Written exercise. Each line that holds the word "Heizkosten" counts once. Give the total number of such lines and nothing else.

Exercise materials.
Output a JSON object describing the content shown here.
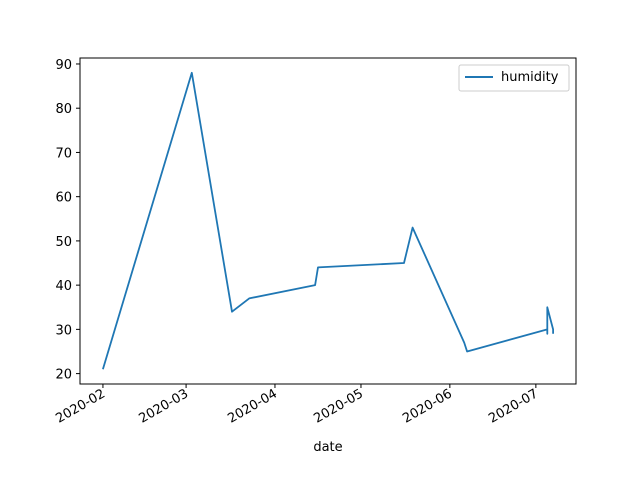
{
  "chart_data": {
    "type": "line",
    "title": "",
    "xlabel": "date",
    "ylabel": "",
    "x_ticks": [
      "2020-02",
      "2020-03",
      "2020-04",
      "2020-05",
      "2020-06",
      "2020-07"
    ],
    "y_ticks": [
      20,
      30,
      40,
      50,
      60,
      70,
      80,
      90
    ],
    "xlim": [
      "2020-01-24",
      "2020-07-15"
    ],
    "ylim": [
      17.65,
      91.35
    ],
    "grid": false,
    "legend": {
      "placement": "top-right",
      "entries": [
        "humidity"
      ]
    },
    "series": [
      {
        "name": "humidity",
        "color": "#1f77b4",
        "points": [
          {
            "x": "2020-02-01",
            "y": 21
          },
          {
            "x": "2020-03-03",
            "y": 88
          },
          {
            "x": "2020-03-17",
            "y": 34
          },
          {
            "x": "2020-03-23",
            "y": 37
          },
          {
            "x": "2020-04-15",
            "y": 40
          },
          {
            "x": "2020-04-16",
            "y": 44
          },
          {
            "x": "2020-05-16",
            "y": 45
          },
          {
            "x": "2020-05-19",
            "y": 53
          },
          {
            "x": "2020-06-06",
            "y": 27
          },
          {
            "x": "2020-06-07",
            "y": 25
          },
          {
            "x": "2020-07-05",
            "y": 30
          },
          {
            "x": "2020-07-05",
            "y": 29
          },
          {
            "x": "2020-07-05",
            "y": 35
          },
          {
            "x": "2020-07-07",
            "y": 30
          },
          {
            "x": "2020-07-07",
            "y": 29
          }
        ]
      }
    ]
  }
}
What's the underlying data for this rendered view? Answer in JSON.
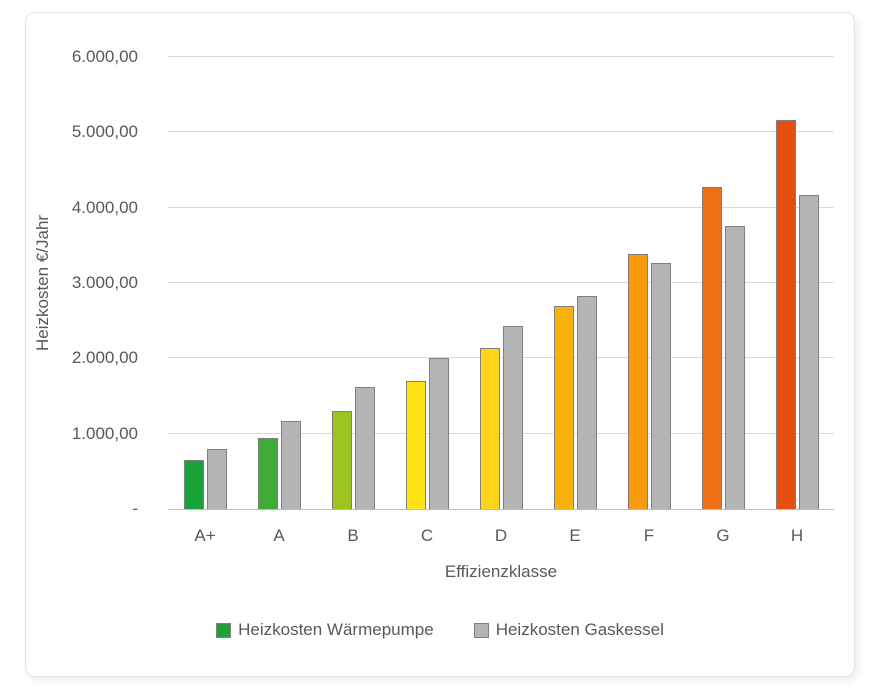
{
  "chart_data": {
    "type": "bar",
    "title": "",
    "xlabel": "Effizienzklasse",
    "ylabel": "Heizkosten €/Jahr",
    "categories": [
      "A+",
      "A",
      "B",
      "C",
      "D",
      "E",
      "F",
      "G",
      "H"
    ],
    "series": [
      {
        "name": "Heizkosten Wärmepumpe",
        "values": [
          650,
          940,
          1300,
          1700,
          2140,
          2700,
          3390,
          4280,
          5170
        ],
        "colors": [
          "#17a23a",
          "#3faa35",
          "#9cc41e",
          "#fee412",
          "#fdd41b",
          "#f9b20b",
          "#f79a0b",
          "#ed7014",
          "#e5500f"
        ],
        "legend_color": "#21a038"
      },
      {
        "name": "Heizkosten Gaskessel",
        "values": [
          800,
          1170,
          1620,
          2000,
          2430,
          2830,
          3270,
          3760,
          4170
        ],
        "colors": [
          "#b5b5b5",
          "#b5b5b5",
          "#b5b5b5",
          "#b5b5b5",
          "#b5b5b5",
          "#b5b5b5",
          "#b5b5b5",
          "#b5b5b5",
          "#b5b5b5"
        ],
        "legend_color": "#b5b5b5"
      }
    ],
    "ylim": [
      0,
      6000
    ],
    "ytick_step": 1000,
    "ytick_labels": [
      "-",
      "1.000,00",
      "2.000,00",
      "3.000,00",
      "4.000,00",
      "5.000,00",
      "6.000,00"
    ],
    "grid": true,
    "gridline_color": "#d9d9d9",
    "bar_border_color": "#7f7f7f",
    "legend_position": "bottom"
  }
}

Problem solution. 3